== THE REQUEST ==
Identify every line containing the word "valid" and reproduce each one.
::: RAW DATA
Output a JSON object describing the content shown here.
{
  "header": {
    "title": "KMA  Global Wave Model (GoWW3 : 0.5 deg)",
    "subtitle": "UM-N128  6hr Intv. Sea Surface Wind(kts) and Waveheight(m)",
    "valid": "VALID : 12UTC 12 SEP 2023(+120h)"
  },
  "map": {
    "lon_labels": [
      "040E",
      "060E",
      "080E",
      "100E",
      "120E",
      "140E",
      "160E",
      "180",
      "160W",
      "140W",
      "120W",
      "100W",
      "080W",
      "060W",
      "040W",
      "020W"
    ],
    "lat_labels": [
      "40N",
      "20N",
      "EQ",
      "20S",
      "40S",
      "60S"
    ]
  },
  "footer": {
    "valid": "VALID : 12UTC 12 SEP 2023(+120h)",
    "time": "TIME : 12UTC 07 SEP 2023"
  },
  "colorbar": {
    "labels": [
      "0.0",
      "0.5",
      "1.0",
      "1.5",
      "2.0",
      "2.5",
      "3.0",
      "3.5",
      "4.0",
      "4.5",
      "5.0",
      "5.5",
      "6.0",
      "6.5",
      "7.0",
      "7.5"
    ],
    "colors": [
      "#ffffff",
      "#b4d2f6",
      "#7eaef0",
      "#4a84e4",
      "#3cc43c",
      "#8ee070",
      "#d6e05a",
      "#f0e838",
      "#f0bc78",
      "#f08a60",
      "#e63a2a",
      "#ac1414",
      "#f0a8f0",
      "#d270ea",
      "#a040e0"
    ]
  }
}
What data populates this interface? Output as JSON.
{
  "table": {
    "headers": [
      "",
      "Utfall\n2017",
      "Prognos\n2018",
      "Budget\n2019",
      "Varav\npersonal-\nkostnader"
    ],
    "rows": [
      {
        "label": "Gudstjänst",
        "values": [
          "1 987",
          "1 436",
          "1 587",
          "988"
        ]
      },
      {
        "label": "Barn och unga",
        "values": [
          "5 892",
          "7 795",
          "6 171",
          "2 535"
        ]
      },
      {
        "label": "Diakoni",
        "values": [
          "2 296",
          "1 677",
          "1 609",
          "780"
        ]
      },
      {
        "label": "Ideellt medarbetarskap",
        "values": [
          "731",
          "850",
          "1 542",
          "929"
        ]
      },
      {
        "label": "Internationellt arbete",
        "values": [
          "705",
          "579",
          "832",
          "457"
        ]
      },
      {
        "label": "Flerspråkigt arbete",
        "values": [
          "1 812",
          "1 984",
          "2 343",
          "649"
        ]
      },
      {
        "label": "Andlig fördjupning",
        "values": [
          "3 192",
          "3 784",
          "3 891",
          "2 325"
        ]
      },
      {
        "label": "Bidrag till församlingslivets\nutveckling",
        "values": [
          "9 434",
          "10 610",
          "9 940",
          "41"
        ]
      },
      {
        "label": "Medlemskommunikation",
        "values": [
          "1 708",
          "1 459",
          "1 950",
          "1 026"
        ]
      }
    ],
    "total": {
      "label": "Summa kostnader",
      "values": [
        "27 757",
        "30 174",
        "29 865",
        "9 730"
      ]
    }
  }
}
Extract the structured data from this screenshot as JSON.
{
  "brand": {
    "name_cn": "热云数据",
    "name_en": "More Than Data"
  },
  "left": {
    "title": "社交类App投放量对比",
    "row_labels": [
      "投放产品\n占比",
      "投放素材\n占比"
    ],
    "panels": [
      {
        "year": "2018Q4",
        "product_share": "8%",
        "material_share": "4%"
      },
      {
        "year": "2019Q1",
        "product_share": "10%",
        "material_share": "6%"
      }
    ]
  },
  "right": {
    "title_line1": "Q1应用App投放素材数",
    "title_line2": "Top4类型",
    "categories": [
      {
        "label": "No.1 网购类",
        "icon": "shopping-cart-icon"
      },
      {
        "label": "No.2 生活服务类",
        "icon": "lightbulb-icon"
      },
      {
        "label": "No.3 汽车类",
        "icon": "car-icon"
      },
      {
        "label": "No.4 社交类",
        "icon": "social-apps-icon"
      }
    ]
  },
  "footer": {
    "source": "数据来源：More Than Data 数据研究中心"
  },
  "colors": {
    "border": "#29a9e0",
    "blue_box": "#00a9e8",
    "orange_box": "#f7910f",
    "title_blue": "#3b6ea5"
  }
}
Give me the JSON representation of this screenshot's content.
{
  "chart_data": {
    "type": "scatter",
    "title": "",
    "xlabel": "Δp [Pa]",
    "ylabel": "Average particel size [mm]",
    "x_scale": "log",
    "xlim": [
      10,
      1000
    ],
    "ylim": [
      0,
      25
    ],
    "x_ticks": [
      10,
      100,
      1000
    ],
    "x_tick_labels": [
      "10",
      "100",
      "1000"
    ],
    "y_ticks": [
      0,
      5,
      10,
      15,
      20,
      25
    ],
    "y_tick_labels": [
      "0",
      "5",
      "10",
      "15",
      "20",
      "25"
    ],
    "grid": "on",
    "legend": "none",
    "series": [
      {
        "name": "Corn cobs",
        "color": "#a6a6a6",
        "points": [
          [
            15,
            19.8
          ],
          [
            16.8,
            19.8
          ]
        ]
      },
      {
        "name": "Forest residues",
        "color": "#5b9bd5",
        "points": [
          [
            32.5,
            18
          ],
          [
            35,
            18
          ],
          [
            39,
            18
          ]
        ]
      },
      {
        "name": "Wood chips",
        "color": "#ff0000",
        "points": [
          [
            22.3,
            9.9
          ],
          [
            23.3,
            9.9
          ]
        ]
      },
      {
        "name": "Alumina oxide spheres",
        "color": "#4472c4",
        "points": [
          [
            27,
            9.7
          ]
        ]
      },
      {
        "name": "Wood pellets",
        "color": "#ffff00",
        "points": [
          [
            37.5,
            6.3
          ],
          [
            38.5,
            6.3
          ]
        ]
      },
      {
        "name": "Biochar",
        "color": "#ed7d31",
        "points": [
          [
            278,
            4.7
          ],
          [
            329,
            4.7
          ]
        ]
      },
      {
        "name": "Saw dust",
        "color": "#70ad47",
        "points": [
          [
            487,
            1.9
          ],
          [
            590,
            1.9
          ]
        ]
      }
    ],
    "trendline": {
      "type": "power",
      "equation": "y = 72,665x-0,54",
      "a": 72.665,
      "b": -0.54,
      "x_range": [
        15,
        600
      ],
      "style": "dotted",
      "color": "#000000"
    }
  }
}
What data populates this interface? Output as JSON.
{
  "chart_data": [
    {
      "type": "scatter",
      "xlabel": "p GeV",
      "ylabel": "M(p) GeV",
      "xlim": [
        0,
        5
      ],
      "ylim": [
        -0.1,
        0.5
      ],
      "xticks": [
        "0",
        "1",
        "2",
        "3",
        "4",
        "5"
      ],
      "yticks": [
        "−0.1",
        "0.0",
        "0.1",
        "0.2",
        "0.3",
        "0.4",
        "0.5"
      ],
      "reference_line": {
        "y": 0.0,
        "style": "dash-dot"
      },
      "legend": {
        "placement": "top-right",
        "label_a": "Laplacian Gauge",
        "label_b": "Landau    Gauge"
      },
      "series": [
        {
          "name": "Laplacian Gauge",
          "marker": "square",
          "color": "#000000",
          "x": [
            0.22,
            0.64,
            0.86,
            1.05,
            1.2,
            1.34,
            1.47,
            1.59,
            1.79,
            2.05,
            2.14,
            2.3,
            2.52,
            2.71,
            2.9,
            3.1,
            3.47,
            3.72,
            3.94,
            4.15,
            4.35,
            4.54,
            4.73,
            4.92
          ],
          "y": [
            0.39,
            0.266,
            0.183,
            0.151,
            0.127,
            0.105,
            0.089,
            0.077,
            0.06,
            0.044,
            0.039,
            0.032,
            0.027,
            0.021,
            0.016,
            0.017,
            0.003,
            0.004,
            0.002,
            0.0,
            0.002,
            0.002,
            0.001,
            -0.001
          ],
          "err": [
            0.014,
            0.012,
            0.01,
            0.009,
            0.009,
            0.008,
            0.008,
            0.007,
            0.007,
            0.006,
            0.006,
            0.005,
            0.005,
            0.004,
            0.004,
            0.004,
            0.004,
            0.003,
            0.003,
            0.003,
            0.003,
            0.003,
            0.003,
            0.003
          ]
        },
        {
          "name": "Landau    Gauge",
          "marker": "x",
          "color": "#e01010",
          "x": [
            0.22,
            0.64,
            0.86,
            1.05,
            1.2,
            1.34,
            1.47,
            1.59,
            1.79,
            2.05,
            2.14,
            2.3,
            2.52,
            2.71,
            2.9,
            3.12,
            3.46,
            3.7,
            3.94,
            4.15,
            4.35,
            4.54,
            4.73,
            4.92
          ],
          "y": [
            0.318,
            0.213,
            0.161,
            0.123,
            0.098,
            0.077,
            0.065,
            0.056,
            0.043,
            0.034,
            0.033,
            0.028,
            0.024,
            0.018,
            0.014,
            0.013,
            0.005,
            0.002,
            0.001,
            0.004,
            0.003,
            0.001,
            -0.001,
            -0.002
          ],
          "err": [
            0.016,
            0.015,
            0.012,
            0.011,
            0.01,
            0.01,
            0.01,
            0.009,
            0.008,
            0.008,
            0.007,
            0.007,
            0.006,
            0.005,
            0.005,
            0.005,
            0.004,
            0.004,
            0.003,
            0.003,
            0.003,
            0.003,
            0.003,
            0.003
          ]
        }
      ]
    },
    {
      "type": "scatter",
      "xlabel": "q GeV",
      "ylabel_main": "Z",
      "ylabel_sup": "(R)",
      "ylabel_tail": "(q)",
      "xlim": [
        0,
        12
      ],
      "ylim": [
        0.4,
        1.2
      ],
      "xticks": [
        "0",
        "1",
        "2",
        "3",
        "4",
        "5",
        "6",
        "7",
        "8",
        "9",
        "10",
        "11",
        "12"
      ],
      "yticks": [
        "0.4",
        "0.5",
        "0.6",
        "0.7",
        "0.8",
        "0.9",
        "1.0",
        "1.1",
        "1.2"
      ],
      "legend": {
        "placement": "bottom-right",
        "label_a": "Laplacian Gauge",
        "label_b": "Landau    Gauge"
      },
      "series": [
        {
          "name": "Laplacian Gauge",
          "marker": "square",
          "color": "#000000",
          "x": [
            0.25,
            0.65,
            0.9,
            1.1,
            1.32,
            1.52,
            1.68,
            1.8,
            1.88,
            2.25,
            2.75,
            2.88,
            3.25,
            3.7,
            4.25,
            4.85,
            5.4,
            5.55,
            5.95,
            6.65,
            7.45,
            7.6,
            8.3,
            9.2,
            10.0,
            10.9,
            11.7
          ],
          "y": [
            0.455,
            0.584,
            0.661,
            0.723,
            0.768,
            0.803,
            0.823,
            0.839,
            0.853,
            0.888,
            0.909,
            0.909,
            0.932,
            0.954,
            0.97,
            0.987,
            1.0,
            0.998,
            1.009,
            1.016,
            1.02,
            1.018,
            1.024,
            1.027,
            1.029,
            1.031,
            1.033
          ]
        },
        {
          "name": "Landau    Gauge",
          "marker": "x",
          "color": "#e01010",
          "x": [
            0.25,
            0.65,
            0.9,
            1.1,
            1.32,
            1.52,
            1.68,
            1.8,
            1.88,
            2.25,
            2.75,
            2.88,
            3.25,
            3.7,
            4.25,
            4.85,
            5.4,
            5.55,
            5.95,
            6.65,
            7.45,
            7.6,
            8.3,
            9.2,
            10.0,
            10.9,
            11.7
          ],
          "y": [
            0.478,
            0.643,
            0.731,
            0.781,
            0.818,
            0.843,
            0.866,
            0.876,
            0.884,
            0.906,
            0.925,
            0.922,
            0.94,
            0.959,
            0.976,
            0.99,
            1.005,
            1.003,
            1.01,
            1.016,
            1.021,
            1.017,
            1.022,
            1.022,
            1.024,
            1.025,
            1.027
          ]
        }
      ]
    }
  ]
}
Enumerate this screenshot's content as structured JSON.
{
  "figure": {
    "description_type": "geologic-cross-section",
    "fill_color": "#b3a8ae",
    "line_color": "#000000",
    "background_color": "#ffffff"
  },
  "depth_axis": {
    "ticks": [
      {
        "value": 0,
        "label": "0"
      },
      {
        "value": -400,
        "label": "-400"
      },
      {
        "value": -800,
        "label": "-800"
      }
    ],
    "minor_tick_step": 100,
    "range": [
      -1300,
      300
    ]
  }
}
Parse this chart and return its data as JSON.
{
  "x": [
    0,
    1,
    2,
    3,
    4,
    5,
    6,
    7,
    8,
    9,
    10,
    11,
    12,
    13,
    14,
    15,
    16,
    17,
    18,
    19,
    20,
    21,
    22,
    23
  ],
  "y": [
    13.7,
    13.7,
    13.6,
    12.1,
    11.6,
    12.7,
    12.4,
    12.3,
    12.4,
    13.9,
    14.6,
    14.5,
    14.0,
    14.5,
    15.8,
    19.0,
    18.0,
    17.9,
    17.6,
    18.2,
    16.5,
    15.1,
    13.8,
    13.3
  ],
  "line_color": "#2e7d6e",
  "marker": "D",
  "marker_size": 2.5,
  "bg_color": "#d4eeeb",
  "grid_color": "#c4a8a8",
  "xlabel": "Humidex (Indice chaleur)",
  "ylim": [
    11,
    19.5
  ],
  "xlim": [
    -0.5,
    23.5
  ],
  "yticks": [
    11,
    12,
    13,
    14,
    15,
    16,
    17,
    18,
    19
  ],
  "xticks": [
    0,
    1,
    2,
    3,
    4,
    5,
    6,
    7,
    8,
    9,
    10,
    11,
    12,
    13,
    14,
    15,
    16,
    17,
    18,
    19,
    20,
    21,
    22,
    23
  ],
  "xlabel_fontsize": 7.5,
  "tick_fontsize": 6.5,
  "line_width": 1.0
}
::::::
== THE OUTPUT ==
    "valid": "VALID : 12UTC 12 SEP 2023(+120h)"
    "valid": "VALID : 12UTC 12 SEP 2023(+120h)",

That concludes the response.